**Data shown**
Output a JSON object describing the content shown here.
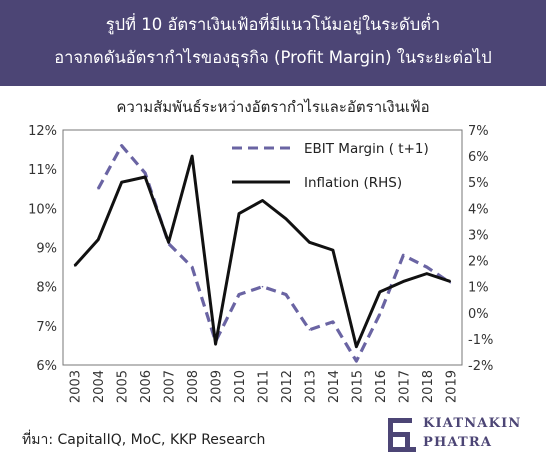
{
  "banner": {
    "line1": "รูปที่ 10 อัตราเงินเฟ้อที่มีแนวโน้มอยู่ในระดับต่ำ",
    "line2": "อาจกดดันอัตรากำไรของธุรกิจ (Profit Margin) ในระยะต่อไป"
  },
  "source_text": "ที่มา: CapitalIQ, MoC, KKP Research",
  "logo": {
    "line1": "KIATNAKIN",
    "line2": "PHATRA",
    "color": "#4c4575"
  },
  "colors": {
    "banner": "#4c4575",
    "ebit": "#6a64a3",
    "inflation": "#111111"
  },
  "chart_data": {
    "type": "line",
    "title": "ความสัมพันธ์ระหว่างอัตรากำไรและอัตราเงินเฟ้อ",
    "x": [
      "2003",
      "2004",
      "2005",
      "2006",
      "2007",
      "2008",
      "2009",
      "2010",
      "2011",
      "2012",
      "2013",
      "2014",
      "2015",
      "2016",
      "2017",
      "2018",
      "2019"
    ],
    "xlabel": "",
    "ylabel": "",
    "y_left": {
      "ylim": [
        6,
        12
      ],
      "ticks": [
        "6%",
        "7%",
        "8%",
        "9%",
        "10%",
        "11%",
        "12%"
      ]
    },
    "y_right": {
      "ylim": [
        -2,
        7
      ],
      "ticks": [
        "-2%",
        "-1%",
        "0%",
        "1%",
        "2%",
        "3%",
        "4%",
        "5%",
        "6%",
        "7%"
      ]
    },
    "grid": false,
    "legend_position": "top-right",
    "series": [
      {
        "name": "EBIT Margin ( t+1)",
        "axis": "left",
        "style": "dashed",
        "x": [
          "2004",
          "2005",
          "2006",
          "2007",
          "2008",
          "2009",
          "2010",
          "2011",
          "2012",
          "2013",
          "2014",
          "2015",
          "2016",
          "2017",
          "2018",
          "2019"
        ],
        "values": [
          10.5,
          11.6,
          10.9,
          9.1,
          8.5,
          6.6,
          7.8,
          8.0,
          7.8,
          6.9,
          7.1,
          6.1,
          7.3,
          8.8,
          8.5,
          8.1
        ]
      },
      {
        "name": "Inflation (RHS)",
        "axis": "right",
        "style": "solid",
        "x": [
          "2003",
          "2004",
          "2005",
          "2006",
          "2007",
          "2008",
          "2009",
          "2010",
          "2011",
          "2012",
          "2013",
          "2014",
          "2015",
          "2016",
          "2017",
          "2018",
          "2019"
        ],
        "values": [
          1.8,
          2.8,
          5.0,
          5.2,
          2.7,
          6.0,
          -1.2,
          3.8,
          4.3,
          3.6,
          2.7,
          2.4,
          -1.3,
          0.8,
          1.2,
          1.5,
          1.2
        ]
      }
    ]
  }
}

**What the task requires**
Copy out every line of the data that includes the word "Margin".

**Output of the task**
    "line2": "อาจกดดันอัตรากำไรของธุรกิจ (Profit Margin) ในระยะต่อไป"
        "name": "EBIT Margin ( t+1)",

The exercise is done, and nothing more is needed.